▶ Task goal
Copy out every line containing the word "screenshot".

▶ Data provided
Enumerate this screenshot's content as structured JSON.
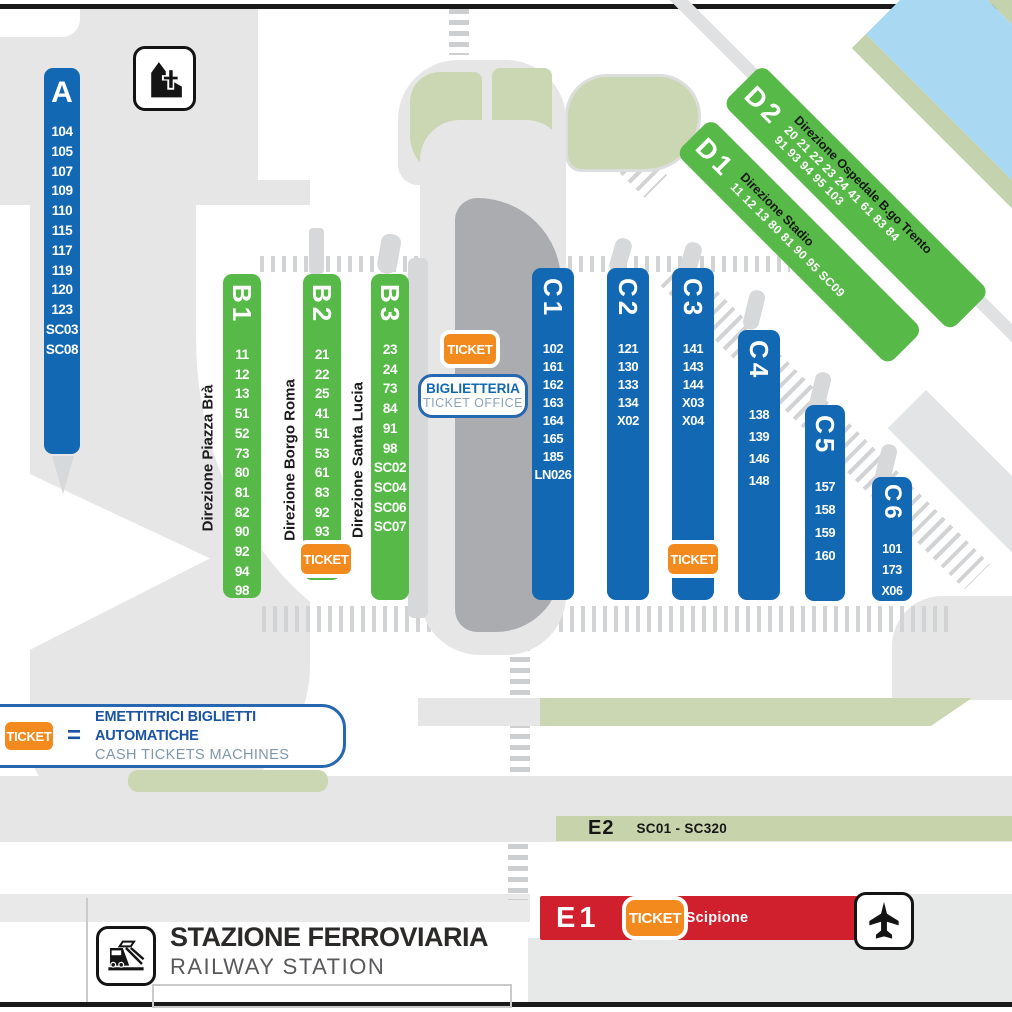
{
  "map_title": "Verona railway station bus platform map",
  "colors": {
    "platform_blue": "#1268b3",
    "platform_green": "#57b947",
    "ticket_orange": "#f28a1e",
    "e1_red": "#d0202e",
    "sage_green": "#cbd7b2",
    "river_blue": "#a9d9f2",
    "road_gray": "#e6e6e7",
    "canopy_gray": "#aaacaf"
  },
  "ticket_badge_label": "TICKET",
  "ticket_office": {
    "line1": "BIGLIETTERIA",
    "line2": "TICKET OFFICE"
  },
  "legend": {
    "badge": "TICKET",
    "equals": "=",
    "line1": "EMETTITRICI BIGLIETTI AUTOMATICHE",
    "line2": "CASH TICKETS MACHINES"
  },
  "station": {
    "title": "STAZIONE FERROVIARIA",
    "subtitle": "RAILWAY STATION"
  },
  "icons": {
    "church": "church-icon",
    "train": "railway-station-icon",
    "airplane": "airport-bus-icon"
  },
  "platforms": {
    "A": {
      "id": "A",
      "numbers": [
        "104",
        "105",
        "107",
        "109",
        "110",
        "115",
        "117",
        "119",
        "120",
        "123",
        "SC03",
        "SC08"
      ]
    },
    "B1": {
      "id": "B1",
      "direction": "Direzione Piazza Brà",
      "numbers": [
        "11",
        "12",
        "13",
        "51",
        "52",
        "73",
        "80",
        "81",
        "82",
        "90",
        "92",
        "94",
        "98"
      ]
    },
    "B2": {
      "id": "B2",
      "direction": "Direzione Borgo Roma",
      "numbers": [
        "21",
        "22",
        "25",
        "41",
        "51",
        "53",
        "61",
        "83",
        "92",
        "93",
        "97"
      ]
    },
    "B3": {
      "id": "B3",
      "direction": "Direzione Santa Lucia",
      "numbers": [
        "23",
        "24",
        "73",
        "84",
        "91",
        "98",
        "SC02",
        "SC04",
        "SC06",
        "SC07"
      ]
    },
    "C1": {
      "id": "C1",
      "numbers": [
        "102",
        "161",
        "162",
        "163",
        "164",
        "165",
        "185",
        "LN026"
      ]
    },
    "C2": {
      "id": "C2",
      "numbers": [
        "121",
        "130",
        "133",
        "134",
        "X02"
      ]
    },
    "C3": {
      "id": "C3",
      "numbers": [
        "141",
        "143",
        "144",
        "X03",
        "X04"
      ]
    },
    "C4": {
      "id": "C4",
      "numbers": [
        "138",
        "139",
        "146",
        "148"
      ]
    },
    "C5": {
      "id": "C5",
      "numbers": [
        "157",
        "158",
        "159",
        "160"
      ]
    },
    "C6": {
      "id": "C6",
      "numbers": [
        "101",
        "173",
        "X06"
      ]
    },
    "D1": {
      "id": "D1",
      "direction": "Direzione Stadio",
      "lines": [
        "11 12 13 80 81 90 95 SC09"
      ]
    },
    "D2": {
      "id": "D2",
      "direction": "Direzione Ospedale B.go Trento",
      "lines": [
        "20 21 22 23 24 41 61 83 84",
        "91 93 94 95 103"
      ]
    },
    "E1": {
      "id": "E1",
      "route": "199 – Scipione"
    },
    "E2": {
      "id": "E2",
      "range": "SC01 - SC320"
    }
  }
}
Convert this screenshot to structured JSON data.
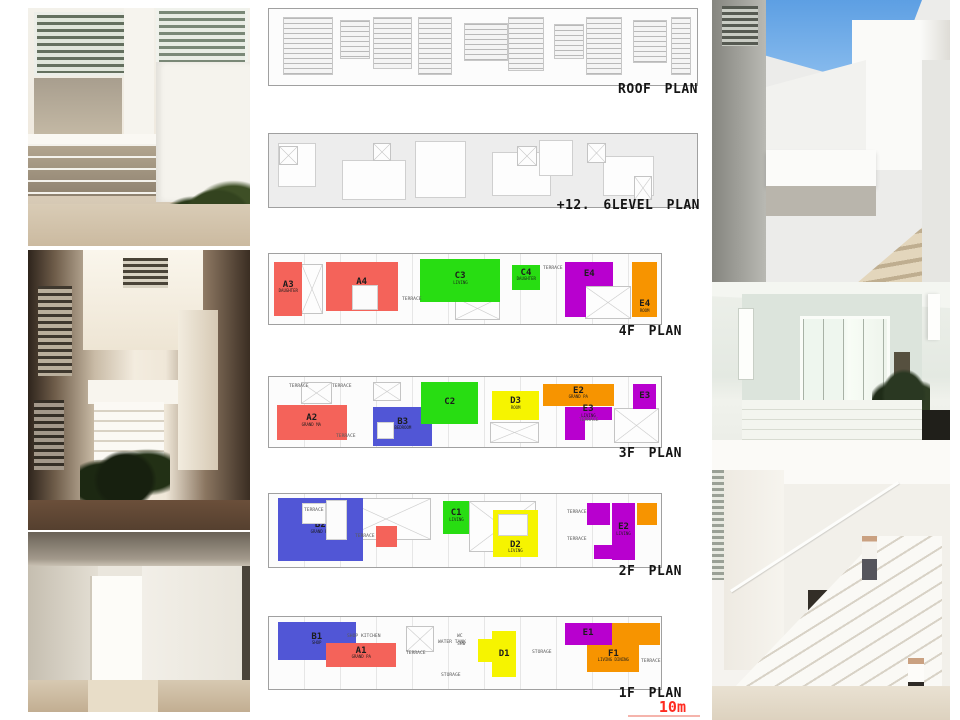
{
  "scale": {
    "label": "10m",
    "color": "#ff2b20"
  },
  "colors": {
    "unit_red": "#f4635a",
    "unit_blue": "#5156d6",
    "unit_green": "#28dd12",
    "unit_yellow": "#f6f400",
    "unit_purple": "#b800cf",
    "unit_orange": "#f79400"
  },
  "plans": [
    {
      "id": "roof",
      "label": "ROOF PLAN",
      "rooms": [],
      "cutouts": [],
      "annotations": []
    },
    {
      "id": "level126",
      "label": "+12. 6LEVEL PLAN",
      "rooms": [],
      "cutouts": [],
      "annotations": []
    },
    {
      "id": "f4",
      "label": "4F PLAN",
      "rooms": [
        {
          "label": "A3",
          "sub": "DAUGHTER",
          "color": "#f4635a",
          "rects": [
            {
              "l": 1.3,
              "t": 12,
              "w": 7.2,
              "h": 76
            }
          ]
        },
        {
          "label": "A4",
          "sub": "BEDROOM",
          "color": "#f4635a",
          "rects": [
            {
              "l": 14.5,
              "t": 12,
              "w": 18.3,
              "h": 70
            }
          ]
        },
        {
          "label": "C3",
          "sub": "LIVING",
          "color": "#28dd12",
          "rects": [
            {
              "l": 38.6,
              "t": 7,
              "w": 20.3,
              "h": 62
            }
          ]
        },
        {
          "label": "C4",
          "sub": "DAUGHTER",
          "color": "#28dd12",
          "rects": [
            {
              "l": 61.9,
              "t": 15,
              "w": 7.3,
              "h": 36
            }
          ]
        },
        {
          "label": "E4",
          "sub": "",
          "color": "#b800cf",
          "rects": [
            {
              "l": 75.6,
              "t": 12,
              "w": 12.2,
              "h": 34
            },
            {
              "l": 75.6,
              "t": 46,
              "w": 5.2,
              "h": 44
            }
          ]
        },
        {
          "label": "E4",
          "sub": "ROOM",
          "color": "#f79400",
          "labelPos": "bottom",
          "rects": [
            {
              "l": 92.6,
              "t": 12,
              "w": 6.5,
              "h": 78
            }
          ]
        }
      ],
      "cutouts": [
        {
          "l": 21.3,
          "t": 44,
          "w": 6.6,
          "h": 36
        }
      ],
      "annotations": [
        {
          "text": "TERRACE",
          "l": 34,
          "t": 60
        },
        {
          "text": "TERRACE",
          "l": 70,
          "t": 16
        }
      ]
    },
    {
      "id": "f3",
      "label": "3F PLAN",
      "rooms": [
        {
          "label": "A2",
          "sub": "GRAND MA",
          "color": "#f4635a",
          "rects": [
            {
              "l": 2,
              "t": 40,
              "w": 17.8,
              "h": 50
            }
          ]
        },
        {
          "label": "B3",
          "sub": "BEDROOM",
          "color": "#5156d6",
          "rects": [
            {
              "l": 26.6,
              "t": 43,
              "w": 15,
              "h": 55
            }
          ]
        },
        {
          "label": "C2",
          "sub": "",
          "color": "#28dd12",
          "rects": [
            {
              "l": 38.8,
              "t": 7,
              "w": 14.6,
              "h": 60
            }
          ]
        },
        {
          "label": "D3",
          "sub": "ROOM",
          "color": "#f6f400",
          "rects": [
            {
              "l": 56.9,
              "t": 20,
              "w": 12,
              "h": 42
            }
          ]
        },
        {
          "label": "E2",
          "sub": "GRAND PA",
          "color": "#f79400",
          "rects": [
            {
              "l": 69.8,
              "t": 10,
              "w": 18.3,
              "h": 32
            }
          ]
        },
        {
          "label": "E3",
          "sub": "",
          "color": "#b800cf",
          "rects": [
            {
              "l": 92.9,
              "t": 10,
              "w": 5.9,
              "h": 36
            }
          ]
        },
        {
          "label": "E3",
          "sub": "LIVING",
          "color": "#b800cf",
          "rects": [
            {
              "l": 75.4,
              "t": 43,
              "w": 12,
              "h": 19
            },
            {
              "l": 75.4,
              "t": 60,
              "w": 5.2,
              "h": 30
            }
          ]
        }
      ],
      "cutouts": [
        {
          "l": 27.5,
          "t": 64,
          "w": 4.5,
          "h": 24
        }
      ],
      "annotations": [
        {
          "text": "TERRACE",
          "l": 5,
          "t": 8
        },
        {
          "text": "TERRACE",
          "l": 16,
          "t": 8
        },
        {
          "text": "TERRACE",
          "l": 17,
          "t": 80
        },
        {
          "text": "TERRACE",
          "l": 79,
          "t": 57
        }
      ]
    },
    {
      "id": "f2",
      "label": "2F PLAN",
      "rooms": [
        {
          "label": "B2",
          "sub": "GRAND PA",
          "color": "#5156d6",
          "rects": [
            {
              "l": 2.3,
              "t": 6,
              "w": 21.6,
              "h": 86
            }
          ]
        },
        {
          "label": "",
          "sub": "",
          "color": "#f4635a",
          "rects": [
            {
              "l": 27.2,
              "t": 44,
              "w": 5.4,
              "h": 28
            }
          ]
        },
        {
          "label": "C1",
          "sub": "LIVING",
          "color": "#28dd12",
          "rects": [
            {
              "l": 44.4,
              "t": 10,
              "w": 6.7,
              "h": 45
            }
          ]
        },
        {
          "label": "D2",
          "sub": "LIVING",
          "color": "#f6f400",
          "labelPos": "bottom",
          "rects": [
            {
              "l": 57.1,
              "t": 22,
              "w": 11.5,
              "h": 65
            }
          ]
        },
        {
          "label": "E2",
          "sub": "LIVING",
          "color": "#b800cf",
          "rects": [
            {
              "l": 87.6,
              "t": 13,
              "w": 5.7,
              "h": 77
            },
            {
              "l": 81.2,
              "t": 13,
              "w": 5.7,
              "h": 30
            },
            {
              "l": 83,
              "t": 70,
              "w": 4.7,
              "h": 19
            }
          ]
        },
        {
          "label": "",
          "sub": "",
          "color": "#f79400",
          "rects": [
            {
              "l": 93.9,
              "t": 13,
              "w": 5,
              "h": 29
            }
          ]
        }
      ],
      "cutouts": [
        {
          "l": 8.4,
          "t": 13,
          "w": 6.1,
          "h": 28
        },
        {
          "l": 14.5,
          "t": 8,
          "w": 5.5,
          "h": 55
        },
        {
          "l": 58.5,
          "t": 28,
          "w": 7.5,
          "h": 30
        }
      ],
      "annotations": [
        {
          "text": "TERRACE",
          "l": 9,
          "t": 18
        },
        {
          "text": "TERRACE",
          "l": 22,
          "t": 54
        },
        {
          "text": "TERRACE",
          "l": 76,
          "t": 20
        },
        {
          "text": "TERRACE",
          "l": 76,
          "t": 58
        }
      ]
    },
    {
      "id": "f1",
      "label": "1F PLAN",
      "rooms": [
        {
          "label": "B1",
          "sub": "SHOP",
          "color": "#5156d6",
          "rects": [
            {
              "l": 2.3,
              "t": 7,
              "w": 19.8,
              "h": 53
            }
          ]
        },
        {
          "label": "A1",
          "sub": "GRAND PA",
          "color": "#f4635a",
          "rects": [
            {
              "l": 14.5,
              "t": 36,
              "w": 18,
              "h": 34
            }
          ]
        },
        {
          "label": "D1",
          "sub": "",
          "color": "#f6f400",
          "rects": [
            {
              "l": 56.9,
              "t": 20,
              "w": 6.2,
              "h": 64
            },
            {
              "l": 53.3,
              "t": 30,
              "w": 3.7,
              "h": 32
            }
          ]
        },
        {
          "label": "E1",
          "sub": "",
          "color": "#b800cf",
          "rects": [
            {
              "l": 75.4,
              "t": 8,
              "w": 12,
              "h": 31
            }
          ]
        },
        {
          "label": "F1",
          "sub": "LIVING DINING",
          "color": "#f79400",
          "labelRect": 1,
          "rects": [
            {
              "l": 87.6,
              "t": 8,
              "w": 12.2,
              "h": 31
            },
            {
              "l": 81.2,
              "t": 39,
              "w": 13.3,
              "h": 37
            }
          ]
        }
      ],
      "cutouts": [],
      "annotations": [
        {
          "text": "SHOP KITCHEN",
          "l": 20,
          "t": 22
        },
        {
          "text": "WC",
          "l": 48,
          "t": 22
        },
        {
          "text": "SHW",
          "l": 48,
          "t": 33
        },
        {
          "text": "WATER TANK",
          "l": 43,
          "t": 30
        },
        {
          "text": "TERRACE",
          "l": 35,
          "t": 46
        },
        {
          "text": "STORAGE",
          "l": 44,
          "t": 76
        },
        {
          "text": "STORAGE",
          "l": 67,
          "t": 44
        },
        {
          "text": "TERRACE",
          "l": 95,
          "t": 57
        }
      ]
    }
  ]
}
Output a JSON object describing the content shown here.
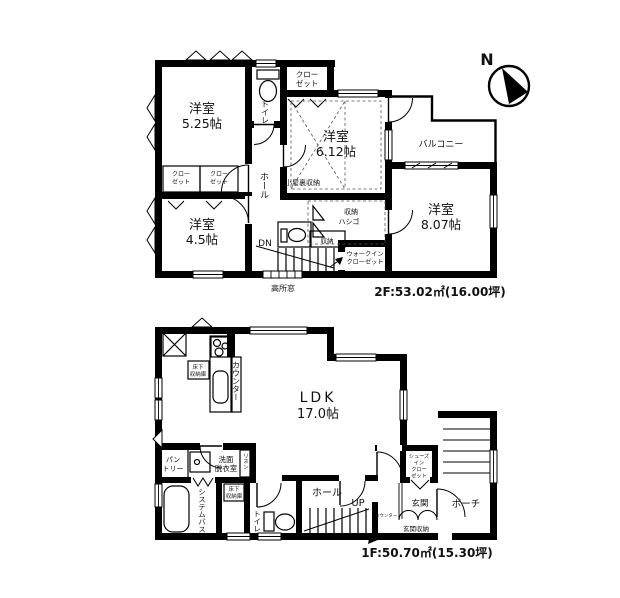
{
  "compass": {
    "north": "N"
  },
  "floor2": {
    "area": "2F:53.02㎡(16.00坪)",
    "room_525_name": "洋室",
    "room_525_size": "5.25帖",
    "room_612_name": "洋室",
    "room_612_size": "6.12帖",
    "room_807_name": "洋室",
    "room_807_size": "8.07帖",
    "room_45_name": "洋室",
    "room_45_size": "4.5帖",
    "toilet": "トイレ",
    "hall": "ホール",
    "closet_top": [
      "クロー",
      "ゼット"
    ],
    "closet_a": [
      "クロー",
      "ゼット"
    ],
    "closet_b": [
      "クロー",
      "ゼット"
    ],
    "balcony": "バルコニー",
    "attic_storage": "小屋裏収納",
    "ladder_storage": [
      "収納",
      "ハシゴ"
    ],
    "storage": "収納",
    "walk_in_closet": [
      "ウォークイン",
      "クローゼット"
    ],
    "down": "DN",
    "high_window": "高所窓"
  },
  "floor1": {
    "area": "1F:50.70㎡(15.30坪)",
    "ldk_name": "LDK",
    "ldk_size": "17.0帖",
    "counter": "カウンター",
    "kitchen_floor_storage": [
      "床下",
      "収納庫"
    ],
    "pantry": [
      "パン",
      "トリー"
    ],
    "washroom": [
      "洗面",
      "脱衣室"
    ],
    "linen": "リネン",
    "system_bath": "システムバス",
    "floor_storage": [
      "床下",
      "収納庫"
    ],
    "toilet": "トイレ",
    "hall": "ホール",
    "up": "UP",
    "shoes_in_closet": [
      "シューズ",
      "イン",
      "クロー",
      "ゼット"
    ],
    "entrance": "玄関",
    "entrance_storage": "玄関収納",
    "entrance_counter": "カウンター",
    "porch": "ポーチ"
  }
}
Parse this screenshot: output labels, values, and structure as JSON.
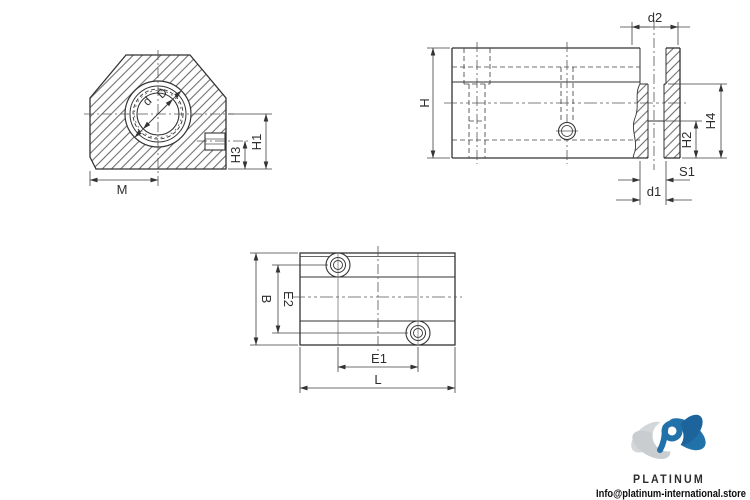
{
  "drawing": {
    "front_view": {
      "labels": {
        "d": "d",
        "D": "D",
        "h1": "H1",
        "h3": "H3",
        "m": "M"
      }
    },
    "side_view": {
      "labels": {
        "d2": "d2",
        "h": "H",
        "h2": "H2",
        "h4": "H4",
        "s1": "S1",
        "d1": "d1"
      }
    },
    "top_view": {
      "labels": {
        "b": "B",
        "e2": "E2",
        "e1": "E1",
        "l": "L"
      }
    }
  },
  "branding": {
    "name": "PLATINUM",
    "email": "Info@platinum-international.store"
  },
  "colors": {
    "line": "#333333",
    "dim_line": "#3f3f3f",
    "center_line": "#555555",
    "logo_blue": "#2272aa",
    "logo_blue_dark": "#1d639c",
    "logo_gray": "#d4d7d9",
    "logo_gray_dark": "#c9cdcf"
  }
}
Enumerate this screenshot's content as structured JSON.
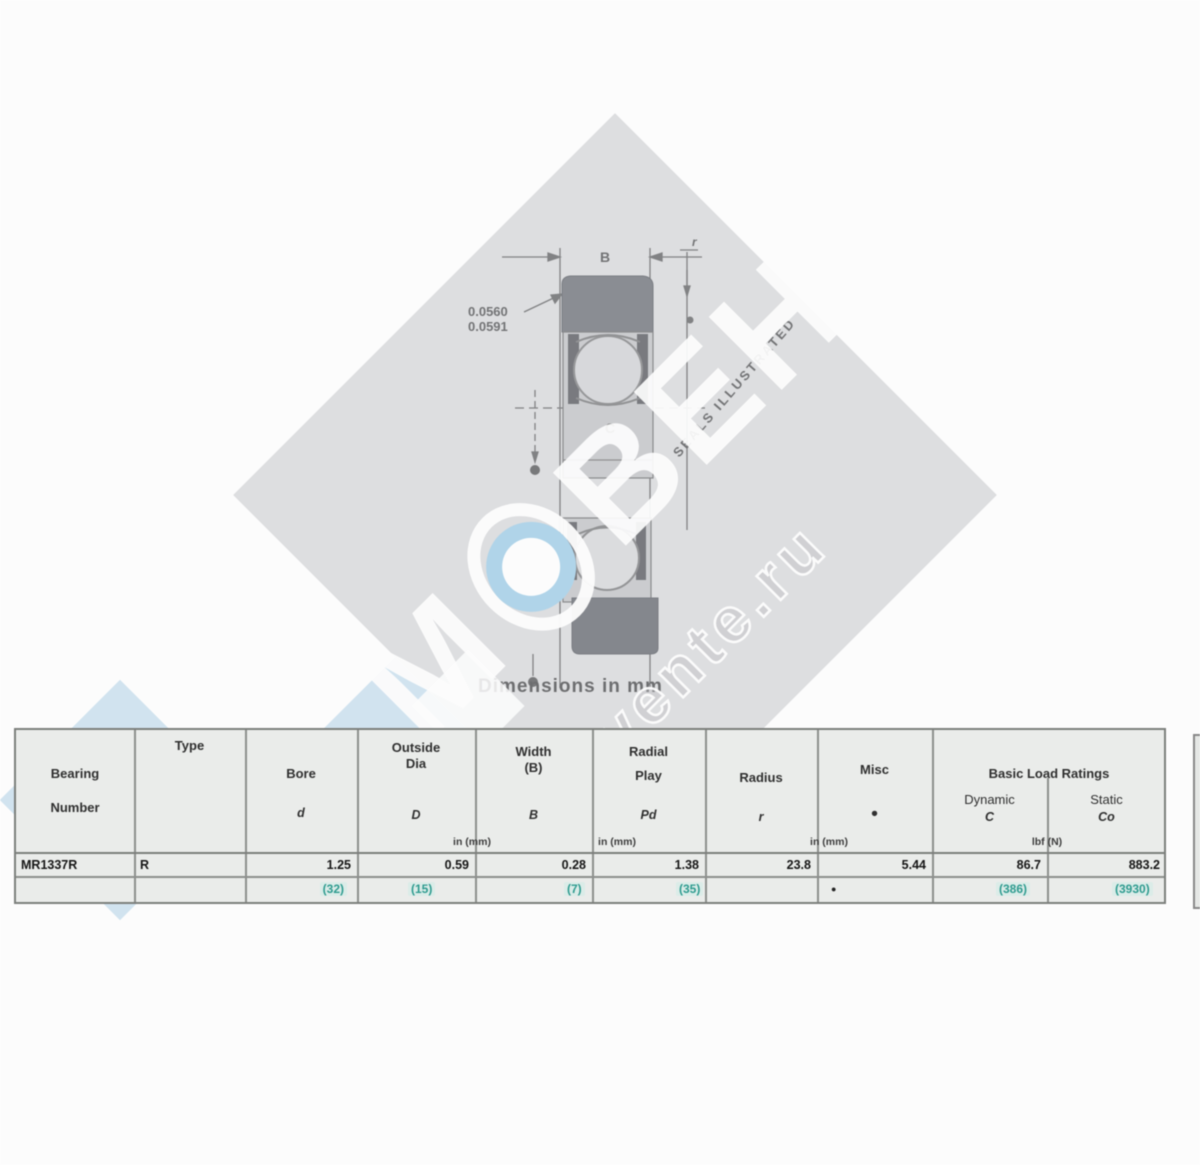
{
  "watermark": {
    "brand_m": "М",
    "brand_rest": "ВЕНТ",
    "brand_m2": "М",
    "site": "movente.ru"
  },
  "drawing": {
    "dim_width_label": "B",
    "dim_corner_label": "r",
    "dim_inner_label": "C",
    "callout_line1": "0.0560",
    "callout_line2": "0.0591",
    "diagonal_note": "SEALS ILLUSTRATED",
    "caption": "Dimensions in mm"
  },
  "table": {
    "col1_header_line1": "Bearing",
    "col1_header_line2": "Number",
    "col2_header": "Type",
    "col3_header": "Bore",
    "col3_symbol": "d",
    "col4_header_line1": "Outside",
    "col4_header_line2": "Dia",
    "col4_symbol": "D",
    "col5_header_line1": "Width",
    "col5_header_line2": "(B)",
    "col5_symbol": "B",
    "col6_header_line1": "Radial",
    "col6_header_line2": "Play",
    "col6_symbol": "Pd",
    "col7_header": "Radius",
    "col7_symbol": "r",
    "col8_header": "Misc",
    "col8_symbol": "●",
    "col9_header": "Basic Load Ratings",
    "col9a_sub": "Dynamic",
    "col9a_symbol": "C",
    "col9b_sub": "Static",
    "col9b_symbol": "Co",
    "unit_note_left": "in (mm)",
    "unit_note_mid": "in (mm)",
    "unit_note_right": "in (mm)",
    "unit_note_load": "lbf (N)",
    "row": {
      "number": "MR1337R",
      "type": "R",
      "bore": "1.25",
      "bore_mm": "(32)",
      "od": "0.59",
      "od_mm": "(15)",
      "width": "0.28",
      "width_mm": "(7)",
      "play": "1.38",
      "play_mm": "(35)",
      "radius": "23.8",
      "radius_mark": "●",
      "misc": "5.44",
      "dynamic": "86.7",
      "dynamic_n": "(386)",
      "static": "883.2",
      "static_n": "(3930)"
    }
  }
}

▶ The solution
Enumerate this screenshot's content as structured JSON.
Convert this screenshot to structured JSON data.
Parse this screenshot: output labels, values, and structure as JSON.
Enumerate this screenshot's content as structured JSON.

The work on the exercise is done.